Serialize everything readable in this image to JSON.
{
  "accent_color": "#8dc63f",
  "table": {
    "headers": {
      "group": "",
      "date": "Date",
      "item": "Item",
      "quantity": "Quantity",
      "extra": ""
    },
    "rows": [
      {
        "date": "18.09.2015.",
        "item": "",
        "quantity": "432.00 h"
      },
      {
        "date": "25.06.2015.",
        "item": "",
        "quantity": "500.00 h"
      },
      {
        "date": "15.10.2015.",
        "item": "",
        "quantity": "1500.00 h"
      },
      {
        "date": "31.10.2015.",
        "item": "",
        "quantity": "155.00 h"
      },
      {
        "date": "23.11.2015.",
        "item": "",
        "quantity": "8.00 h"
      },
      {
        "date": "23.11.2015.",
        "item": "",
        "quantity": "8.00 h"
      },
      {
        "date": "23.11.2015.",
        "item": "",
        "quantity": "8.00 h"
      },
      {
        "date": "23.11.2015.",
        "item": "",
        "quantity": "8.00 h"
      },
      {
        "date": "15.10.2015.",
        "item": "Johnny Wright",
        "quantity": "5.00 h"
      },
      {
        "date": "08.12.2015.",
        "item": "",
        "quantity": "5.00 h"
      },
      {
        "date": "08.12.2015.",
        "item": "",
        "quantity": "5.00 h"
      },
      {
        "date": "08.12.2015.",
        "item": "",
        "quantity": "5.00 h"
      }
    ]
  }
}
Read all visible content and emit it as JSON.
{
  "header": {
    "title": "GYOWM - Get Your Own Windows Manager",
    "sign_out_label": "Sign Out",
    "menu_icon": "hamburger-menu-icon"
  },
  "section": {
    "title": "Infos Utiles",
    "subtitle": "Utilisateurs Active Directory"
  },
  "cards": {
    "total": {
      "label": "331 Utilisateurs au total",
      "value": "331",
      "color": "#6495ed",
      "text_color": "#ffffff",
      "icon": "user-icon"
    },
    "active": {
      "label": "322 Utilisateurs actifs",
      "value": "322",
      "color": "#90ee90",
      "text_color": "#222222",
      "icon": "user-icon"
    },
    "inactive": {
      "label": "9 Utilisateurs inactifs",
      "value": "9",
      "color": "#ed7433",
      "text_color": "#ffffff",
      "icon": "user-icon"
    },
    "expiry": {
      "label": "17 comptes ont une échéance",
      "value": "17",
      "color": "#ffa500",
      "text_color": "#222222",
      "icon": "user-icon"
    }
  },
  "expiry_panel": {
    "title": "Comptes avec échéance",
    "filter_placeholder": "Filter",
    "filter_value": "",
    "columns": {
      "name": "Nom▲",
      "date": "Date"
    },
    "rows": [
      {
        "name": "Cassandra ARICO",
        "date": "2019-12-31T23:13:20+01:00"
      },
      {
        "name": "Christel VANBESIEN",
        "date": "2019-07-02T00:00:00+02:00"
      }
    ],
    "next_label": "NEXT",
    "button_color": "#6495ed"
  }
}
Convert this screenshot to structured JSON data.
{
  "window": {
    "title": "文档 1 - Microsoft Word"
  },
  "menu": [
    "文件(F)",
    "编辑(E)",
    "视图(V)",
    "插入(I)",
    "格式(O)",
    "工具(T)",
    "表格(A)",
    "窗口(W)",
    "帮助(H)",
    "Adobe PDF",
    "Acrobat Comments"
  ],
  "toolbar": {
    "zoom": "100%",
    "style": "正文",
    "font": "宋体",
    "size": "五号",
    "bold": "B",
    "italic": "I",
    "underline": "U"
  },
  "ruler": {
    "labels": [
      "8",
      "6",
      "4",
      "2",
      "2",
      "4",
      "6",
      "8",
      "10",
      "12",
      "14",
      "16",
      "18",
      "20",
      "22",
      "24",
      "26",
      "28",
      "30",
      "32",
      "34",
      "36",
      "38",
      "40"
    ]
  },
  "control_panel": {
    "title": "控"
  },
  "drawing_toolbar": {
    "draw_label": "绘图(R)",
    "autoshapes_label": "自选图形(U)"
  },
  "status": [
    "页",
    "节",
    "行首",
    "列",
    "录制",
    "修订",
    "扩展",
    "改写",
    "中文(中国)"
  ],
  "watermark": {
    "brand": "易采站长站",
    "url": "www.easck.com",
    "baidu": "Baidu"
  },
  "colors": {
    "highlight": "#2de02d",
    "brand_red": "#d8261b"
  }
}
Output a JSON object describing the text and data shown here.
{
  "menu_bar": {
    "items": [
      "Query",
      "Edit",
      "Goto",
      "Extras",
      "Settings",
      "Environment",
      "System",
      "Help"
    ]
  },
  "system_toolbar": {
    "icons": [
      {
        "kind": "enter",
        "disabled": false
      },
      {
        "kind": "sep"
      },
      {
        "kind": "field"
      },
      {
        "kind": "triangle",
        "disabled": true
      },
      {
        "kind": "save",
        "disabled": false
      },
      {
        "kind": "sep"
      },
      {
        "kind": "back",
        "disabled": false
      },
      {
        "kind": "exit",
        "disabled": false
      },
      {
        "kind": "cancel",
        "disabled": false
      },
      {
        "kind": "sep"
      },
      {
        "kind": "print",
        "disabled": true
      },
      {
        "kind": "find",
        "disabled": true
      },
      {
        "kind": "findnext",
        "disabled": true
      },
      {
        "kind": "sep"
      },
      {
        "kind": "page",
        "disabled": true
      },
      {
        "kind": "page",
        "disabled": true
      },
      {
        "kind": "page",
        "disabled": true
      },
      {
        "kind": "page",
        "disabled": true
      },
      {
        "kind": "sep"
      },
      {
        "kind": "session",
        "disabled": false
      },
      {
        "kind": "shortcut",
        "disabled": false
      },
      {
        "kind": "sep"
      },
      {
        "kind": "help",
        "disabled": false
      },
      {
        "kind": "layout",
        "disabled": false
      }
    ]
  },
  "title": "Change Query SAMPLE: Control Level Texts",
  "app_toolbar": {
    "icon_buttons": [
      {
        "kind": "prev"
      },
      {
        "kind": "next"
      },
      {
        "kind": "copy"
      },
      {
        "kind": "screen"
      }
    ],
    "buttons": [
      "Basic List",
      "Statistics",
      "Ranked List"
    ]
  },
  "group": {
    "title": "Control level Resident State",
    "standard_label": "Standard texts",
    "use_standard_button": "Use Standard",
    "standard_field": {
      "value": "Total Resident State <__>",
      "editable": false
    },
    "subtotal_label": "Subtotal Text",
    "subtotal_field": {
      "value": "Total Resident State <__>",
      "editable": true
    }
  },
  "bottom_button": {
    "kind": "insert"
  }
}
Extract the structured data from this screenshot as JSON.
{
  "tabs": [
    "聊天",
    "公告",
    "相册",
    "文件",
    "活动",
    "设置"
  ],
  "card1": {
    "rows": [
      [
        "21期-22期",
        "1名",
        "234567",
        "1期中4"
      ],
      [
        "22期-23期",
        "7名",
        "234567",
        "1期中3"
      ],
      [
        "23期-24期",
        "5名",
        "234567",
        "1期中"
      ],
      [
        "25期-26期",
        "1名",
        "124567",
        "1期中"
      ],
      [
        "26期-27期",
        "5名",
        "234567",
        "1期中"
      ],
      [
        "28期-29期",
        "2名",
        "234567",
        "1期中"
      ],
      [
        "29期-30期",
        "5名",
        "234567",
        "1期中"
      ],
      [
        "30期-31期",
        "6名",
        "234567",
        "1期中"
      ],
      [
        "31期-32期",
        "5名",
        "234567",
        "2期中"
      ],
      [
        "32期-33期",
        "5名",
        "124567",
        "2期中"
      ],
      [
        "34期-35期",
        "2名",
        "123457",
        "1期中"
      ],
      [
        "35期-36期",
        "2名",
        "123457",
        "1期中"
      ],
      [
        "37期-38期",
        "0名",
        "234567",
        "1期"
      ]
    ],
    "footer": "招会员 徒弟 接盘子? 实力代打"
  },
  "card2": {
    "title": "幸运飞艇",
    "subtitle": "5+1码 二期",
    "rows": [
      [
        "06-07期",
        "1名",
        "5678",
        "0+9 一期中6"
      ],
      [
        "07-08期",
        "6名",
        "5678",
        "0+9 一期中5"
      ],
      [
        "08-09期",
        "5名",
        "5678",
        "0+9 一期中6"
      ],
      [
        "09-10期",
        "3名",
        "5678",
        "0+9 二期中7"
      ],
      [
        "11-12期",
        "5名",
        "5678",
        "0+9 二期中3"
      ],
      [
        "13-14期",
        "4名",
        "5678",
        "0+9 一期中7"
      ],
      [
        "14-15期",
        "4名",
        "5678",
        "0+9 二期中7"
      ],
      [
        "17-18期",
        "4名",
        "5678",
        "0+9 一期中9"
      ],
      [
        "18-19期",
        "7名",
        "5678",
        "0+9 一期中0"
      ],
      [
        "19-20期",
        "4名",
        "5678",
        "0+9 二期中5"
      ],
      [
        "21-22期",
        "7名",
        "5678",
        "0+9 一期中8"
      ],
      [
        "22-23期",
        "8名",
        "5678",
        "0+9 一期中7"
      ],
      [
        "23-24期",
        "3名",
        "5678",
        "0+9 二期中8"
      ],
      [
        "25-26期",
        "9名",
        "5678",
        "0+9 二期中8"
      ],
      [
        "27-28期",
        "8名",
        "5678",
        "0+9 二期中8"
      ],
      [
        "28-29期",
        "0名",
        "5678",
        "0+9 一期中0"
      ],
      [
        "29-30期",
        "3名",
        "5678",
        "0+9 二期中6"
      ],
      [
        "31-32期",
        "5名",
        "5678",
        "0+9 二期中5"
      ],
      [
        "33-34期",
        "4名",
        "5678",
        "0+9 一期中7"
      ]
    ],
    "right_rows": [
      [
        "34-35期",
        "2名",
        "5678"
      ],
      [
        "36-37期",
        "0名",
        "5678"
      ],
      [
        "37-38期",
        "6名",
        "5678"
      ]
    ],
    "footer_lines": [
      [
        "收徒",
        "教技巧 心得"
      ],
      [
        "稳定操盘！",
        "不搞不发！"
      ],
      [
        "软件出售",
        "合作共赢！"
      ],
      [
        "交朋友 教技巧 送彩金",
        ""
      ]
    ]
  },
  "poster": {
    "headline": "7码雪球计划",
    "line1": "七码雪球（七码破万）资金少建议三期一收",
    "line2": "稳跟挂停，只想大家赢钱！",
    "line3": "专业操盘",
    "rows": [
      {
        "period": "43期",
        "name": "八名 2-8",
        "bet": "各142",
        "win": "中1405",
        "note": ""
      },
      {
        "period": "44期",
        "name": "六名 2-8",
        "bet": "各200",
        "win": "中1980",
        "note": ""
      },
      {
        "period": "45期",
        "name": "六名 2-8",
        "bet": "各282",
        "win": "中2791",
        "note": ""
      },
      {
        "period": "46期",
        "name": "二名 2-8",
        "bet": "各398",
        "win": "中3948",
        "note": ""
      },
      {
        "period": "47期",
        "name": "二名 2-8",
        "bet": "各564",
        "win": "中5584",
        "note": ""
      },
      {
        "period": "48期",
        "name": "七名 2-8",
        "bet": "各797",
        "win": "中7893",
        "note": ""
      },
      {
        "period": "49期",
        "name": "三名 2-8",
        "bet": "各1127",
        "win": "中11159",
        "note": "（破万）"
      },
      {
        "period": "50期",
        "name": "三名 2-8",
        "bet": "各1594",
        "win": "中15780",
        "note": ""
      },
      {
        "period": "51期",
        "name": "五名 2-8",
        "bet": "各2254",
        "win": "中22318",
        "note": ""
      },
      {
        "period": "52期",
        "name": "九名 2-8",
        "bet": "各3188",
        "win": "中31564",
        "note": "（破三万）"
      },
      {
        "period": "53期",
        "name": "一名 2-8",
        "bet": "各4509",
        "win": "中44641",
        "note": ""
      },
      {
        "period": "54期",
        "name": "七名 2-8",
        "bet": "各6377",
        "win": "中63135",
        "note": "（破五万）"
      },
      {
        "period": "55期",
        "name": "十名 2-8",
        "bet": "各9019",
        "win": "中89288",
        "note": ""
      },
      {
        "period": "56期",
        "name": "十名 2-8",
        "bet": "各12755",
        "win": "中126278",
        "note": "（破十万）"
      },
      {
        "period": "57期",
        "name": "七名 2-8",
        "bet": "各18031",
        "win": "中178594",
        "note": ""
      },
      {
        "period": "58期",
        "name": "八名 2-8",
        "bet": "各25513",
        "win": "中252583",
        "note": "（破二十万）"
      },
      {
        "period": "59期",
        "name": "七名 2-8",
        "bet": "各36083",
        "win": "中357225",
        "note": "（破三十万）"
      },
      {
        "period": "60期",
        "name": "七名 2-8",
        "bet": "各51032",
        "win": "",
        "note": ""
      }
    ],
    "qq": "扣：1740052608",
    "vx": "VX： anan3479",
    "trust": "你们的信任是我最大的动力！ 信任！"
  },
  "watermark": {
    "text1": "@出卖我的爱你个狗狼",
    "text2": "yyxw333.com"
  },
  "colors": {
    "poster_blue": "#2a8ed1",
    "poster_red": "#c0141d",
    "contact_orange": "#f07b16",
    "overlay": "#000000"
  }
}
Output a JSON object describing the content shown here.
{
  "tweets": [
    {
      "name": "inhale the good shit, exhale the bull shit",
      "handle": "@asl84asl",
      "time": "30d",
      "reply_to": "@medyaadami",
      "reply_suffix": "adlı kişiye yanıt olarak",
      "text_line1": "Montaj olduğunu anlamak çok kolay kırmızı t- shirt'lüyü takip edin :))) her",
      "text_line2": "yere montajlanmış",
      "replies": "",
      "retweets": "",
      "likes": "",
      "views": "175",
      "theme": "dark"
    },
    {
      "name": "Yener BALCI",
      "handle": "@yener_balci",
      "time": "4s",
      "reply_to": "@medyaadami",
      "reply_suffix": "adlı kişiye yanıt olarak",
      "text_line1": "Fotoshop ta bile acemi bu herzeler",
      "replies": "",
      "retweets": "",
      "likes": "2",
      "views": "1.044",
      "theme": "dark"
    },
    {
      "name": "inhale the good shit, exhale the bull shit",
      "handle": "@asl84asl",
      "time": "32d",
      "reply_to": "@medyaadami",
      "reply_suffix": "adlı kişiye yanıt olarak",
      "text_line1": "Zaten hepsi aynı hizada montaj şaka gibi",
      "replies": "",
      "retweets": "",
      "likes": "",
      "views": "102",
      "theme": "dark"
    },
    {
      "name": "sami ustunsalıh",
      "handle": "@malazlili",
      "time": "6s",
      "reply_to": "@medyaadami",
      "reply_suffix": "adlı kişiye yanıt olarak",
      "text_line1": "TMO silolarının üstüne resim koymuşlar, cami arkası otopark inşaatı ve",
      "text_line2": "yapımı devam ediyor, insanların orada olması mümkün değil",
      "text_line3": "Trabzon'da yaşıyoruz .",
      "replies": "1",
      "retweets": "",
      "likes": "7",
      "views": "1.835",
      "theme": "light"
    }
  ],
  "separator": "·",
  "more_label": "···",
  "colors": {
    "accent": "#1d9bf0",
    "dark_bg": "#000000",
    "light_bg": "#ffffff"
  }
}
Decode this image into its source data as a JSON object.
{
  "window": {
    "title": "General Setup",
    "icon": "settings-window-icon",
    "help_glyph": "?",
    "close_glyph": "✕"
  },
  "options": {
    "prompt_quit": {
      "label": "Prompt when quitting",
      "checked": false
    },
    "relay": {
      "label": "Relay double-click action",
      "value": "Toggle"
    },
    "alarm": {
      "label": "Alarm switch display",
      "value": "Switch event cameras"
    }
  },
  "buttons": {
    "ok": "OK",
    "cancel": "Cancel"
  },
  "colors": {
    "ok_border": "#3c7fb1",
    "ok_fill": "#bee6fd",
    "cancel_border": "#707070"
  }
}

:::

Filter the entries above down to the lines containing the word "object".

• Task response:
Output a JSON object describing the text and data shown here.
Output a JSON object describing the content shown here.
Decode this image into its source data as a JSON object.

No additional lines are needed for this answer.